┌──

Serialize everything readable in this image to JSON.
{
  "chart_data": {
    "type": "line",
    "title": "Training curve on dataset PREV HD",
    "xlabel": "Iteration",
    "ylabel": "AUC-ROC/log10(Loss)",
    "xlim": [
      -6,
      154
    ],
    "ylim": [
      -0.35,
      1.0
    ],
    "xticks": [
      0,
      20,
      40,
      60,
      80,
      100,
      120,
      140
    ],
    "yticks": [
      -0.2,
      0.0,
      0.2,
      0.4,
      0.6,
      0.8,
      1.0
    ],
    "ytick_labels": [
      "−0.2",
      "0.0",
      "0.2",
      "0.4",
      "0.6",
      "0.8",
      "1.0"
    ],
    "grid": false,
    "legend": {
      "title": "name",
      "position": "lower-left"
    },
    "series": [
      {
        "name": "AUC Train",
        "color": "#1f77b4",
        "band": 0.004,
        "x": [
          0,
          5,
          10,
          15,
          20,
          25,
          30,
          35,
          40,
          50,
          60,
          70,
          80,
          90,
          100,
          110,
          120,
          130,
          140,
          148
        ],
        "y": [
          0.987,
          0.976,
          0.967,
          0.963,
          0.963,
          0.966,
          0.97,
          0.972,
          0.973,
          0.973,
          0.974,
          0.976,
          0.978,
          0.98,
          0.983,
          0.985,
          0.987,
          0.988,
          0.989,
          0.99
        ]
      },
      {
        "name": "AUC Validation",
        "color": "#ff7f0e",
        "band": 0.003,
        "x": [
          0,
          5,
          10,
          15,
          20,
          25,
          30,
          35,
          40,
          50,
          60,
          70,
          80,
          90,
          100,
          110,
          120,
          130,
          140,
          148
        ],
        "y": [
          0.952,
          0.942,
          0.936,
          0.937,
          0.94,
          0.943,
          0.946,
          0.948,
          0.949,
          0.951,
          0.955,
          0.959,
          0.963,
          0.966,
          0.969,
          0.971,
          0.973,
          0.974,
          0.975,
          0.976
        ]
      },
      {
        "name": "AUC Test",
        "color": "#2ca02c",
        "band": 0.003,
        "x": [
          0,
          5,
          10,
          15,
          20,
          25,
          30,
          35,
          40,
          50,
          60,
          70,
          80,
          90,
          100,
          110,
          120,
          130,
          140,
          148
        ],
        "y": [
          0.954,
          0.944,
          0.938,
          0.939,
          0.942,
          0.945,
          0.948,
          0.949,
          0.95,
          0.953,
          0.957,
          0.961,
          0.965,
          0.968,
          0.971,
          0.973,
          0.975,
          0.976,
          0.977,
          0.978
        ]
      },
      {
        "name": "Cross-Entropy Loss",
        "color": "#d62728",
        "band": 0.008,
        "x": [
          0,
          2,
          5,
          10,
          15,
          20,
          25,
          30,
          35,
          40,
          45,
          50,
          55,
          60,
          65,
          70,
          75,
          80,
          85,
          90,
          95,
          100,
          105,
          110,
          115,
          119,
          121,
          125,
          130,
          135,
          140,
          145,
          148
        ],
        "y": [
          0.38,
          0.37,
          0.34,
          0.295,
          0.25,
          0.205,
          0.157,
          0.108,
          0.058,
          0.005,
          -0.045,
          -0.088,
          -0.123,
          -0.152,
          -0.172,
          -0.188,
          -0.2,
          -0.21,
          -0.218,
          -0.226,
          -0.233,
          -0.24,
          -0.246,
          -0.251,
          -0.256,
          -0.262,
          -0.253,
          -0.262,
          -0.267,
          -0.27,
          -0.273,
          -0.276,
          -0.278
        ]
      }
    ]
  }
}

└──

→ **YOUR INSTRUCTIONS**: Return all of the entries exactly as written.

→ **RESPONSE BELOW**:
Serialize everything readable in this image to JSON.
{
  "chart_data": {
    "type": "line",
    "title": "Training curve on dataset PREV HD",
    "xlabel": "Iteration",
    "ylabel": "AUC-ROC/log10(Loss)",
    "xlim": [
      -6,
      154
    ],
    "ylim": [
      -0.35,
      1.0
    ],
    "xticks": [
      0,
      20,
      40,
      60,
      80,
      100,
      120,
      140
    ],
    "yticks": [
      -0.2,
      0.0,
      0.2,
      0.4,
      0.6,
      0.8,
      1.0
    ],
    "ytick_labels": [
      "−0.2",
      "0.0",
      "0.2",
      "0.4",
      "0.6",
      "0.8",
      "1.0"
    ],
    "grid": false,
    "legend": {
      "title": "name",
      "position": "lower-left"
    },
    "series": [
      {
        "name": "AUC Train",
        "color": "#1f77b4",
        "band": 0.004,
        "x": [
          0,
          5,
          10,
          15,
          20,
          25,
          30,
          35,
          40,
          50,
          60,
          70,
          80,
          90,
          100,
          110,
          120,
          130,
          140,
          148
        ],
        "y": [
          0.987,
          0.976,
          0.967,
          0.963,
          0.963,
          0.966,
          0.97,
          0.972,
          0.973,
          0.973,
          0.974,
          0.976,
          0.978,
          0.98,
          0.983,
          0.985,
          0.987,
          0.988,
          0.989,
          0.99
        ]
      },
      {
        "name": "AUC Validation",
        "color": "#ff7f0e",
        "band": 0.003,
        "x": [
          0,
          5,
          10,
          15,
          20,
          25,
          30,
          35,
          40,
          50,
          60,
          70,
          80,
          90,
          100,
          110,
          120,
          130,
          140,
          148
        ],
        "y": [
          0.952,
          0.942,
          0.936,
          0.937,
          0.94,
          0.943,
          0.946,
          0.948,
          0.949,
          0.951,
          0.955,
          0.959,
          0.963,
          0.966,
          0.969,
          0.971,
          0.973,
          0.974,
          0.975,
          0.976
        ]
      },
      {
        "name": "AUC Test",
        "color": "#2ca02c",
        "band": 0.003,
        "x": [
          0,
          5,
          10,
          15,
          20,
          25,
          30,
          35,
          40,
          50,
          60,
          70,
          80,
          90,
          100,
          110,
          120,
          130,
          140,
          148
        ],
        "y": [
          0.954,
          0.944,
          0.938,
          0.939,
          0.942,
          0.945,
          0.948,
          0.949,
          0.95,
          0.953,
          0.957,
          0.961,
          0.965,
          0.968,
          0.971,
          0.973,
          0.975,
          0.976,
          0.977,
          0.978
        ]
      },
      {
        "name": "Cross-Entropy Loss",
        "color": "#d62728",
        "band": 0.008,
        "x": [
          0,
          2,
          5,
          10,
          15,
          20,
          25,
          30,
          35,
          40,
          45,
          50,
          55,
          60,
          65,
          70,
          75,
          80,
          85,
          90,
          95,
          100,
          105,
          110,
          115,
          119,
          121,
          125,
          130,
          135,
          140,
          145,
          148
        ],
        "y": [
          0.38,
          0.37,
          0.34,
          0.295,
          0.25,
          0.205,
          0.157,
          0.108,
          0.058,
          0.005,
          -0.045,
          -0.088,
          -0.123,
          -0.152,
          -0.172,
          -0.188,
          -0.2,
          -0.21,
          -0.218,
          -0.226,
          -0.233,
          -0.24,
          -0.246,
          -0.251,
          -0.256,
          -0.262,
          -0.253,
          -0.262,
          -0.267,
          -0.27,
          -0.273,
          -0.276,
          -0.278
        ]
      }
    ]
  }
}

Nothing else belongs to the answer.